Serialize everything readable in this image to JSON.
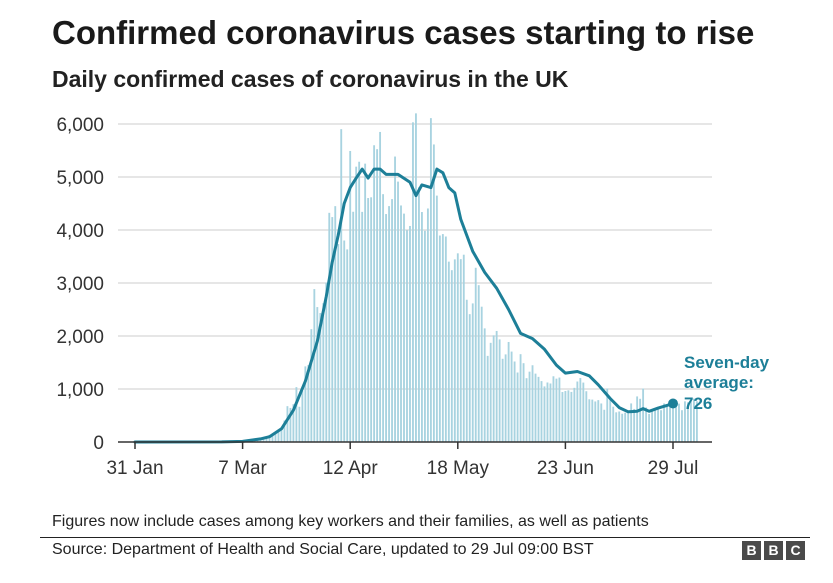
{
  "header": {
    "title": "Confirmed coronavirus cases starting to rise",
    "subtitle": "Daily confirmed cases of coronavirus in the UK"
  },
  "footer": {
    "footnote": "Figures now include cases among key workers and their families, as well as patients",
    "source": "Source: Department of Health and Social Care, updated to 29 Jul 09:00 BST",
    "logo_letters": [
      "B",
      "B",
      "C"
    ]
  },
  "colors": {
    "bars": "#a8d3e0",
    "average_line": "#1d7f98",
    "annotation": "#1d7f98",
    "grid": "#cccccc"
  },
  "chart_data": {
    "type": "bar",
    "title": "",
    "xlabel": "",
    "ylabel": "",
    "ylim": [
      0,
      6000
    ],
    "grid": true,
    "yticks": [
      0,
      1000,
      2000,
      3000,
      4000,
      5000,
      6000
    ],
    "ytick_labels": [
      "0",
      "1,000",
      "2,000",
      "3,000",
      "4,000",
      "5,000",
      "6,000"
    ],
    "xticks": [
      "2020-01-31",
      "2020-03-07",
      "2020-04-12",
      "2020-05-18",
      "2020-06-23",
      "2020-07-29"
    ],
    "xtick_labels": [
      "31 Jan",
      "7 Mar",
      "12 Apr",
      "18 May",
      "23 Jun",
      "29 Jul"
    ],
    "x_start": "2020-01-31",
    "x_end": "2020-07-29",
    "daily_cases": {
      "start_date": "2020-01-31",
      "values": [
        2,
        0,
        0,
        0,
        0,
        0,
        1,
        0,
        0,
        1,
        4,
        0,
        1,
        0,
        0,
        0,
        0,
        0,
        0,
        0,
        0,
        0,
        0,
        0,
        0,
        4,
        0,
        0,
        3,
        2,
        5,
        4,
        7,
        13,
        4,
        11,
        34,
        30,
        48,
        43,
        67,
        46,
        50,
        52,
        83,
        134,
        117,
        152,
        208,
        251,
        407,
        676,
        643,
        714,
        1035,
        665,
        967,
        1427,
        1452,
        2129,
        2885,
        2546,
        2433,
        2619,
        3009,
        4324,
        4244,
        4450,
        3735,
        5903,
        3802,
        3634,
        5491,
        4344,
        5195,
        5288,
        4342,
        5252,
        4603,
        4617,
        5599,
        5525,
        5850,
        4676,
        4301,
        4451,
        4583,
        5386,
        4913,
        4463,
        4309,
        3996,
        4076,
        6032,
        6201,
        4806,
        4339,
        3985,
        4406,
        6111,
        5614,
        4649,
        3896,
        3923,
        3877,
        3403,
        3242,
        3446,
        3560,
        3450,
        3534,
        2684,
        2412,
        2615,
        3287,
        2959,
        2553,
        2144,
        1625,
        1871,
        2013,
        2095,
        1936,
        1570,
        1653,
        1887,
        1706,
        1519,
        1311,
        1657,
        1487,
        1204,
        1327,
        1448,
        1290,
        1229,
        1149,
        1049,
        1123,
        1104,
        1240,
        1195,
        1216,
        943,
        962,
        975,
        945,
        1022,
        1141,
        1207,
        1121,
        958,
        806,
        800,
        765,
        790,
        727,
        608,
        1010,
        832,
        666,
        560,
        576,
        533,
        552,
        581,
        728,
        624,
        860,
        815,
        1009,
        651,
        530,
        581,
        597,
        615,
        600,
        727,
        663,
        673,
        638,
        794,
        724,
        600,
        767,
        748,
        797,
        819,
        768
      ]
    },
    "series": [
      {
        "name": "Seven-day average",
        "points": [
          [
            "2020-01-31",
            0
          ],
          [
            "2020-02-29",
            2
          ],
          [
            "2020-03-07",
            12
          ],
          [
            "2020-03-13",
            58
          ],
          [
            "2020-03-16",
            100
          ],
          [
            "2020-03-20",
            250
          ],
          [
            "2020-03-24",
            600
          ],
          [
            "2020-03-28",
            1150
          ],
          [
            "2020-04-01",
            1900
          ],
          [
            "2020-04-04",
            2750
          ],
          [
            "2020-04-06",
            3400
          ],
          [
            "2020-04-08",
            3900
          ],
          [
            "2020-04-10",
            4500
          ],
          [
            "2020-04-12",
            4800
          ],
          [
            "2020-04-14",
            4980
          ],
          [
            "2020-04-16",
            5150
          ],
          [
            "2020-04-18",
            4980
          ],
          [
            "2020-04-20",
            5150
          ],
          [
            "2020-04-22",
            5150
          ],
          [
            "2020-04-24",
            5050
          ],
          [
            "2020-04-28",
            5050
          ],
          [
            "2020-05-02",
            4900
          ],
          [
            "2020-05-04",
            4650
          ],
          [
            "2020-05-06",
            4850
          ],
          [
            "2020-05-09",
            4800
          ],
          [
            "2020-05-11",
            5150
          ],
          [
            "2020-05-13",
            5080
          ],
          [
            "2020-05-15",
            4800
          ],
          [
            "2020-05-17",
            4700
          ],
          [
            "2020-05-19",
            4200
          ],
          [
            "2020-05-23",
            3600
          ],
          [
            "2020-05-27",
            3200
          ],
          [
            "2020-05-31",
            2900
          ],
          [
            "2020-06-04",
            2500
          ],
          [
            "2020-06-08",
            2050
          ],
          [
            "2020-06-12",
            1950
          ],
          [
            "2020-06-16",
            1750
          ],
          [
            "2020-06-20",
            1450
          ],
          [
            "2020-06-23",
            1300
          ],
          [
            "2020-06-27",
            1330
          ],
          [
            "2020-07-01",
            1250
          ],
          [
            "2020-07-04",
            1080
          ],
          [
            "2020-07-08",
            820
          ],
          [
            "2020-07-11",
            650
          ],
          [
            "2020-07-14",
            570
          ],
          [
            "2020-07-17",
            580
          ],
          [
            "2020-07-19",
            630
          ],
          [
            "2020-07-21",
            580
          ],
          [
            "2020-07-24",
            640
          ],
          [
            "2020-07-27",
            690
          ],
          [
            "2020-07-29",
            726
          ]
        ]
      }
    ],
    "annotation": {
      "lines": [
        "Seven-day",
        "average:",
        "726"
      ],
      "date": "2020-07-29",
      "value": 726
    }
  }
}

####################

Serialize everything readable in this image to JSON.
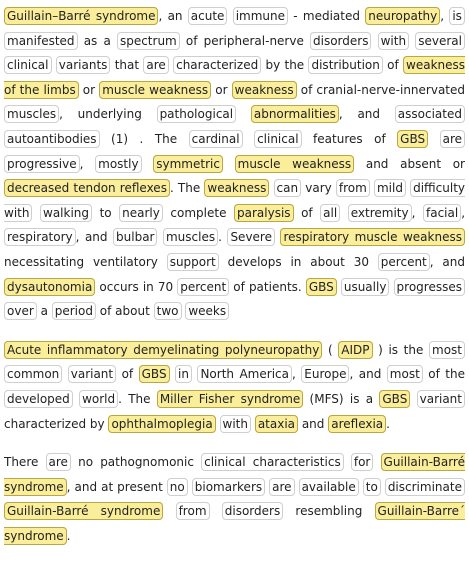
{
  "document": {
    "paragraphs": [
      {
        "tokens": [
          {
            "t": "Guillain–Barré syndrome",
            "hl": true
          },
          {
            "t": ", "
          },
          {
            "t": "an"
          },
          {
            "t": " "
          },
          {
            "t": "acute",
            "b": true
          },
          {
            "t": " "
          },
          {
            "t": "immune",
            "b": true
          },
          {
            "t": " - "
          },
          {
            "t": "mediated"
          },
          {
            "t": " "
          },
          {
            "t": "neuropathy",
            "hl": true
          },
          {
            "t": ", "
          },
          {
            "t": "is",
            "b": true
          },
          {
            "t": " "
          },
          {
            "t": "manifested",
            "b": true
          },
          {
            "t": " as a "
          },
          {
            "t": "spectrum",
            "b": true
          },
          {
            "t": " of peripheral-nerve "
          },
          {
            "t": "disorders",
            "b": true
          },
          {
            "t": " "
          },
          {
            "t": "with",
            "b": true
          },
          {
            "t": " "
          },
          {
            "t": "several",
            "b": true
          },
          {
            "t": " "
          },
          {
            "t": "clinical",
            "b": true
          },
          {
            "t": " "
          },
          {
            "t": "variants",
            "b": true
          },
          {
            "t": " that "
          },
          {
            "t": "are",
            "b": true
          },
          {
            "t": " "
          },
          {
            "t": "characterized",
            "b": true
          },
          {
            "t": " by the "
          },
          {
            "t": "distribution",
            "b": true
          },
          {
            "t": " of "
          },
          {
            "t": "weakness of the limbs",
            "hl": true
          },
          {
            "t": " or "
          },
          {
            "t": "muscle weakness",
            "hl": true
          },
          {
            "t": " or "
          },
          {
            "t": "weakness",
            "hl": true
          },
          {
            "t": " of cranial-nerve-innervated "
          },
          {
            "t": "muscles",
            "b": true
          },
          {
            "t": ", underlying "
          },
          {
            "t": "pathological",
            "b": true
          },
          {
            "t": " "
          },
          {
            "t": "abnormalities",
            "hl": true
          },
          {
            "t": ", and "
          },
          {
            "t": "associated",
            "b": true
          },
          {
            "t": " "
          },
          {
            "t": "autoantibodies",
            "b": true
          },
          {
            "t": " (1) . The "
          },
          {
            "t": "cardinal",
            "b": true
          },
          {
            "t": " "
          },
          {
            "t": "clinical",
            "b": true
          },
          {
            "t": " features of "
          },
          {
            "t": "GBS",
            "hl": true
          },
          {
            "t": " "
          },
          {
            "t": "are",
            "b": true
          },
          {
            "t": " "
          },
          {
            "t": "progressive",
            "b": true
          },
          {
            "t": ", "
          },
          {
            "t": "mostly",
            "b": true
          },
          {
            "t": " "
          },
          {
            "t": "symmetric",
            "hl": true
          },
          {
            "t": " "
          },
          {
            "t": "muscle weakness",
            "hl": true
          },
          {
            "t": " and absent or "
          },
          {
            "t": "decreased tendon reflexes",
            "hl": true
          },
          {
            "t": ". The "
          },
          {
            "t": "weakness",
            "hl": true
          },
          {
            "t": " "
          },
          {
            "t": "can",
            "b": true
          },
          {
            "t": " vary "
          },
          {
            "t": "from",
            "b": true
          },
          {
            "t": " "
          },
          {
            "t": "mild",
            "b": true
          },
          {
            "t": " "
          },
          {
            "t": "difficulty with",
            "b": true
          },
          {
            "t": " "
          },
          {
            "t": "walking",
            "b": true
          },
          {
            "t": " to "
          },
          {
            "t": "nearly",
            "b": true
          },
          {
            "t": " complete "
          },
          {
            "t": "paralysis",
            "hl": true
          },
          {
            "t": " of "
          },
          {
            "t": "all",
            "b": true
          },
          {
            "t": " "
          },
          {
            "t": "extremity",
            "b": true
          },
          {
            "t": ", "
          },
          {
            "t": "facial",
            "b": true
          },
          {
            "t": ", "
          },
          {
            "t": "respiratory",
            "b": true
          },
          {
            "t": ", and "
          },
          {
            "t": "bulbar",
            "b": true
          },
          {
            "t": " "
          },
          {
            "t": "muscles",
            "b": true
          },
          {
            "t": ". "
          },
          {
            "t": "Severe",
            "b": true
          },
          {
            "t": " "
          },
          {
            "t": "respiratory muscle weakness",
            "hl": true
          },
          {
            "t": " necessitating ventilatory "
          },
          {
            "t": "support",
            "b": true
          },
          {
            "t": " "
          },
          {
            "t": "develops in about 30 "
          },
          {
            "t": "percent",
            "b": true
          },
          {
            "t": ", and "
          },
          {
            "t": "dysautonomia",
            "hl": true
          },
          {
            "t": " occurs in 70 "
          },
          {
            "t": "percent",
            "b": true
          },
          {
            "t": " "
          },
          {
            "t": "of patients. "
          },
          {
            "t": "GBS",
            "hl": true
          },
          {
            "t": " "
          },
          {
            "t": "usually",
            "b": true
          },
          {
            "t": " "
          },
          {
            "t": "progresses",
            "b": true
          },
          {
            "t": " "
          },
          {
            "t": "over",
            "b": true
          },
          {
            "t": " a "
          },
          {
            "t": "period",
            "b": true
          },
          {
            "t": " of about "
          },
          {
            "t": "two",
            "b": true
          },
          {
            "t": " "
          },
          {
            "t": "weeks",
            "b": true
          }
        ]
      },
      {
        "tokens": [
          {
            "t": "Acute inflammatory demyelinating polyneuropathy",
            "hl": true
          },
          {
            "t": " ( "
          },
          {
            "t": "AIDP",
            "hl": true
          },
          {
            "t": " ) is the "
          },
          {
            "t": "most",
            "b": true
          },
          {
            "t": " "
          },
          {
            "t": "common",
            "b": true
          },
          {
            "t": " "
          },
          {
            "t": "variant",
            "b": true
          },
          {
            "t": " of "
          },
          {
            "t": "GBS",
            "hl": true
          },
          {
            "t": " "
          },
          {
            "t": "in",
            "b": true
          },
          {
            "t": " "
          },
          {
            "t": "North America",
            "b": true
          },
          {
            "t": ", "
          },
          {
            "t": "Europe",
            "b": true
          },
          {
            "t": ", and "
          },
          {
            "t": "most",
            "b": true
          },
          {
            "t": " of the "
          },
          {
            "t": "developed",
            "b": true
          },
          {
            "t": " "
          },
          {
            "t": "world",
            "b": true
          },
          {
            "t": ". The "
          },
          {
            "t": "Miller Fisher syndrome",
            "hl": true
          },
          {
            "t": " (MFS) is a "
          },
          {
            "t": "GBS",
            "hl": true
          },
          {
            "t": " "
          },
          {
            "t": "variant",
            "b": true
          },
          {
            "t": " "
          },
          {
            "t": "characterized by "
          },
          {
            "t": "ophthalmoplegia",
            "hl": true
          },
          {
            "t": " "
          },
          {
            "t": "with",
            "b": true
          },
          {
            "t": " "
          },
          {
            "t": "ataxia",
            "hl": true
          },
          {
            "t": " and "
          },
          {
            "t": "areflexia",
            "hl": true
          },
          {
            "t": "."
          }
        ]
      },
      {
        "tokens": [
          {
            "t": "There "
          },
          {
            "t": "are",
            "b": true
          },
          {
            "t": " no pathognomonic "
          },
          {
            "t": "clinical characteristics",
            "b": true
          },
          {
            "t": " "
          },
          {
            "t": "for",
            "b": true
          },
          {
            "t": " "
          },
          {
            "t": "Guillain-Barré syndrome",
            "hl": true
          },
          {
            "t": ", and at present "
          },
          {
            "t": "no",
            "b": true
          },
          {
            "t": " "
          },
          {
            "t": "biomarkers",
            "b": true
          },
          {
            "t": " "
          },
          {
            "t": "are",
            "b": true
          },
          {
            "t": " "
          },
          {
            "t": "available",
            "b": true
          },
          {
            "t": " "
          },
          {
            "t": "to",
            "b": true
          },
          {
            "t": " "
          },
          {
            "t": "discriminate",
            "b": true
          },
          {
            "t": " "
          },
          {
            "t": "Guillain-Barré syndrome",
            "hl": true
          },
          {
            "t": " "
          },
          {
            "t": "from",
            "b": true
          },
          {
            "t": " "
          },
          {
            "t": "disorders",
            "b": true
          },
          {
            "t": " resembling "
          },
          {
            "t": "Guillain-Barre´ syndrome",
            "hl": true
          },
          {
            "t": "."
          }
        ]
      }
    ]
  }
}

####################

- **Exercise instructions**: The lines of the records that contain the string "characterized" should be located and copied.

- **Answer for this exercise**:
            "t": "characterized",
            "t": "characterized by "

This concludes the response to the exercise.